REQUIRED WORK
State the number of lines where "dependency" appears. Add nothing else.
━━━━━ MATERIAL PROVIDED ━━━━━
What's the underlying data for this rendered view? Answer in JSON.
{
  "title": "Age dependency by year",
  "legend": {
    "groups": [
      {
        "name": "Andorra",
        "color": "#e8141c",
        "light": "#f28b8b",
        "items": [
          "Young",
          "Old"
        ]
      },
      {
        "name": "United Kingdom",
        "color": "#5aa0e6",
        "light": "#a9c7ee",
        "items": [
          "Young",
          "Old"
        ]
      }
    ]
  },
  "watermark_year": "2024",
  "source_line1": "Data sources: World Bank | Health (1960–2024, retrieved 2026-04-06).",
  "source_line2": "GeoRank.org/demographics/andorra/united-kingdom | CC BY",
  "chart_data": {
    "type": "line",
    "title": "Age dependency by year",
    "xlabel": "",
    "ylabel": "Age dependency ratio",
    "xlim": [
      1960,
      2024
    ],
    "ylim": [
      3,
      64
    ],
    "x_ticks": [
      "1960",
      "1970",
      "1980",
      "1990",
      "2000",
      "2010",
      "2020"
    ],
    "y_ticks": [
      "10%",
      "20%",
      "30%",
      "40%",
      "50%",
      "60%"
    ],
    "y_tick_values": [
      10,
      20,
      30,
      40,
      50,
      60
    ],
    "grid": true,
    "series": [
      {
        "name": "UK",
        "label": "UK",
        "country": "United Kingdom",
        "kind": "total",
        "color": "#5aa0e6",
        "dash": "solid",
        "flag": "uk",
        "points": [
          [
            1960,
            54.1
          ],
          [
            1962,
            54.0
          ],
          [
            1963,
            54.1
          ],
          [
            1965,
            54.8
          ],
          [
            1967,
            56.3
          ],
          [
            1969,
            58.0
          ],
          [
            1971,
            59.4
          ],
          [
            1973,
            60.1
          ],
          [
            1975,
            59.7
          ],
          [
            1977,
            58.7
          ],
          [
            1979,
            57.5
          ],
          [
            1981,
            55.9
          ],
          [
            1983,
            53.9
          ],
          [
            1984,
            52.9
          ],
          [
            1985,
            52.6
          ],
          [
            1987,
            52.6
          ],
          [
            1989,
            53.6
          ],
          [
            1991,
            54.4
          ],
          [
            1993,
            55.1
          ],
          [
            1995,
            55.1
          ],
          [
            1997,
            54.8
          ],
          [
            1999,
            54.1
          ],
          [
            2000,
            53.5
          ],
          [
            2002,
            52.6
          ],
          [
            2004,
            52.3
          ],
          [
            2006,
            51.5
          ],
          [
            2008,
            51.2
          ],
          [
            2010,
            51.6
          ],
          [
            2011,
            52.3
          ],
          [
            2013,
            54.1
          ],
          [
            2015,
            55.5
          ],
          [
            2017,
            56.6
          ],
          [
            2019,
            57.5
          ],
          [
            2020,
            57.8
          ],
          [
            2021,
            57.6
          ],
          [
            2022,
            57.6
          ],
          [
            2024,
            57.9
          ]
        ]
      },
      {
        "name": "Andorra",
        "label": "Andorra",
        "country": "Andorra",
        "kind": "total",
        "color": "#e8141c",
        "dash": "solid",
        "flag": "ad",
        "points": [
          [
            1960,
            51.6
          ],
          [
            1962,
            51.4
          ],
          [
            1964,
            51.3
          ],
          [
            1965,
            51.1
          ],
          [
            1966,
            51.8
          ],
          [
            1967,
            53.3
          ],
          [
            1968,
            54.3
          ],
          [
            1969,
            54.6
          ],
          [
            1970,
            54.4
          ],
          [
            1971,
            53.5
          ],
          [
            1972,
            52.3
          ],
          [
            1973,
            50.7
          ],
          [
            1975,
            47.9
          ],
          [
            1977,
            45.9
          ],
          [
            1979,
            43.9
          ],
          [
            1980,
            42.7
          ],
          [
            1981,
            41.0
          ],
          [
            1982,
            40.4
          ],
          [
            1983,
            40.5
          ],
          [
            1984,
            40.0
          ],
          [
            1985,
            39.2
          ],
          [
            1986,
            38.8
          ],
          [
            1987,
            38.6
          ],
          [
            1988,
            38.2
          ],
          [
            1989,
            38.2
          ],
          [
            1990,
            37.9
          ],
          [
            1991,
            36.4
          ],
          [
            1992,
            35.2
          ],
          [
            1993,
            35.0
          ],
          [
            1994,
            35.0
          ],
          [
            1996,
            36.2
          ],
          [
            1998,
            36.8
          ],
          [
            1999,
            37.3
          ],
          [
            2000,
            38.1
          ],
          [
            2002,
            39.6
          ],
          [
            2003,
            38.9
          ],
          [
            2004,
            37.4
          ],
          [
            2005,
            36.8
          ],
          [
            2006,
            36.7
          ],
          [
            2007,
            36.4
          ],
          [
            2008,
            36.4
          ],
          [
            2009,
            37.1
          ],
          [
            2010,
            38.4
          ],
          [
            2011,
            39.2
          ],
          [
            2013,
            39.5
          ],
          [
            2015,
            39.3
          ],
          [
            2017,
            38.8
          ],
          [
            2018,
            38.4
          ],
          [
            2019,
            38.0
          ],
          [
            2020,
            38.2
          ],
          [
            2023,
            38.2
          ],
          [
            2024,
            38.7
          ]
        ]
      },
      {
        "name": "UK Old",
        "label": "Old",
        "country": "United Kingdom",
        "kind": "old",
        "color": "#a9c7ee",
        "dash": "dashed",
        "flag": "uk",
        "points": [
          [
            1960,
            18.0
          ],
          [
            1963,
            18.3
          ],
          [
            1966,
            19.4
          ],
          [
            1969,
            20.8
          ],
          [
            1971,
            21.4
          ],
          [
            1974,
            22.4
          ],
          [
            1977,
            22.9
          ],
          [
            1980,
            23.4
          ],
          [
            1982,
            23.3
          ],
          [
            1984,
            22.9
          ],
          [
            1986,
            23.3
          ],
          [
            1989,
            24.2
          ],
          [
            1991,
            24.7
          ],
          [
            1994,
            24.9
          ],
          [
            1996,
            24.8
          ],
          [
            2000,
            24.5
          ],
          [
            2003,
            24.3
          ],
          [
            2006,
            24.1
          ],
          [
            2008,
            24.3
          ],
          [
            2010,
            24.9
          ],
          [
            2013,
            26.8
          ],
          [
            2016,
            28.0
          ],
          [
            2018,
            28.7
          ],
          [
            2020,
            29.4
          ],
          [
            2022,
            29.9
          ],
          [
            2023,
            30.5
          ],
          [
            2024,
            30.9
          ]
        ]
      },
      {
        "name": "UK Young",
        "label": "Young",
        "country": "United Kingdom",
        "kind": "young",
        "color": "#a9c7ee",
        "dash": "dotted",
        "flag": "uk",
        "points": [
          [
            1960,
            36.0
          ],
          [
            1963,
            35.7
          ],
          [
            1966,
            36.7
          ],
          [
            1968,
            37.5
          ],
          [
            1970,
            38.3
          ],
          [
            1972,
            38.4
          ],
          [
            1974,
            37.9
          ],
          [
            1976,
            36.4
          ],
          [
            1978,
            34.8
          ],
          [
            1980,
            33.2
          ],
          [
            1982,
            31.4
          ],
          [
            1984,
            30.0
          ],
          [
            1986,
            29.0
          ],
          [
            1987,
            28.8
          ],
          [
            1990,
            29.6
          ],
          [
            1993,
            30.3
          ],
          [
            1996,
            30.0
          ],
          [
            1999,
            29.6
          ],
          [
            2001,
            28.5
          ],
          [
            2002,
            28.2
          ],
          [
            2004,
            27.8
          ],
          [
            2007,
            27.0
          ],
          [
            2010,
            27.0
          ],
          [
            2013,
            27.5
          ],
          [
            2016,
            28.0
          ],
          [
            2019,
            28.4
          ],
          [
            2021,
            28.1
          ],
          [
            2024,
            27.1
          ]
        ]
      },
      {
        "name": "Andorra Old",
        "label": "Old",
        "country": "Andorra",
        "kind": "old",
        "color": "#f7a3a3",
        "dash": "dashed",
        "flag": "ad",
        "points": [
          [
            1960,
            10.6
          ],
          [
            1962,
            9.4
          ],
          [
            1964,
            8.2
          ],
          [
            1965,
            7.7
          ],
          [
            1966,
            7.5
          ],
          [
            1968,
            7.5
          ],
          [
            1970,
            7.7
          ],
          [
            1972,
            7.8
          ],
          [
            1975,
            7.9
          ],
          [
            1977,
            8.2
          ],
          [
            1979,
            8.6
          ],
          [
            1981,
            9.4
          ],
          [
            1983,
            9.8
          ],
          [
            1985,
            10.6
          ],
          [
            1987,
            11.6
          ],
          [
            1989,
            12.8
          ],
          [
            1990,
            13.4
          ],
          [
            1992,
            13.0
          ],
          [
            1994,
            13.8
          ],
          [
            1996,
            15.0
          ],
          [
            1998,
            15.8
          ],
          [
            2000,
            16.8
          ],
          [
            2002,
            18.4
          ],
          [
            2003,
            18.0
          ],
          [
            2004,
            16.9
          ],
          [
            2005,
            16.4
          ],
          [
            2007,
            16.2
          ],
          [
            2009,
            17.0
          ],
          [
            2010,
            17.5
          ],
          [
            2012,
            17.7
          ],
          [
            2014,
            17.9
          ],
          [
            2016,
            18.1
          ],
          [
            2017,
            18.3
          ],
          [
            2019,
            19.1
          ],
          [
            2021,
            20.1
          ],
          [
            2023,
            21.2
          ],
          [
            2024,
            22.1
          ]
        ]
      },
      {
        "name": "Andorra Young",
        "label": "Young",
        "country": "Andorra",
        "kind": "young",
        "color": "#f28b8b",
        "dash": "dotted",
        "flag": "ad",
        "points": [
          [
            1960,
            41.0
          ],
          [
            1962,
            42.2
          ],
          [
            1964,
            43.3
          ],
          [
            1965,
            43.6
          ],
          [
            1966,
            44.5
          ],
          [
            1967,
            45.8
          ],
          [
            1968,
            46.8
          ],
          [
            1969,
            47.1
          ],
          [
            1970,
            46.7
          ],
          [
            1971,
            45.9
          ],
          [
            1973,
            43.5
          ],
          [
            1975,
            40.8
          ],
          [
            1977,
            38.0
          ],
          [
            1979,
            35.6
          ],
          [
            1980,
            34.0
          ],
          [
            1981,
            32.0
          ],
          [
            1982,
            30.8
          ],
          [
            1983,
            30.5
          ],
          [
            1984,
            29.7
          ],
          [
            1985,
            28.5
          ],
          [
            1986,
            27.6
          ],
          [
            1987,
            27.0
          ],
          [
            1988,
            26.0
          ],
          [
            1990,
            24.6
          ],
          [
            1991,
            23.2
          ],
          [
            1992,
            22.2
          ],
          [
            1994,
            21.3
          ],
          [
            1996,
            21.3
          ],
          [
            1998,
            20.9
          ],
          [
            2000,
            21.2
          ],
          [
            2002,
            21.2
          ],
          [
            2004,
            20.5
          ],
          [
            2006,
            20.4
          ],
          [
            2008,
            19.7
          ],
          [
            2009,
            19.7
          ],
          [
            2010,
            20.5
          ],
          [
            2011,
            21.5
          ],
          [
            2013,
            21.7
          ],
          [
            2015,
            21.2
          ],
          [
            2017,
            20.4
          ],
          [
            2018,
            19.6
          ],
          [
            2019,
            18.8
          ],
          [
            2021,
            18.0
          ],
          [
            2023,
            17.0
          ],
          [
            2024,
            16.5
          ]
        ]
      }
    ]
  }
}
━━━━━
ANSWER TO THE TASK
3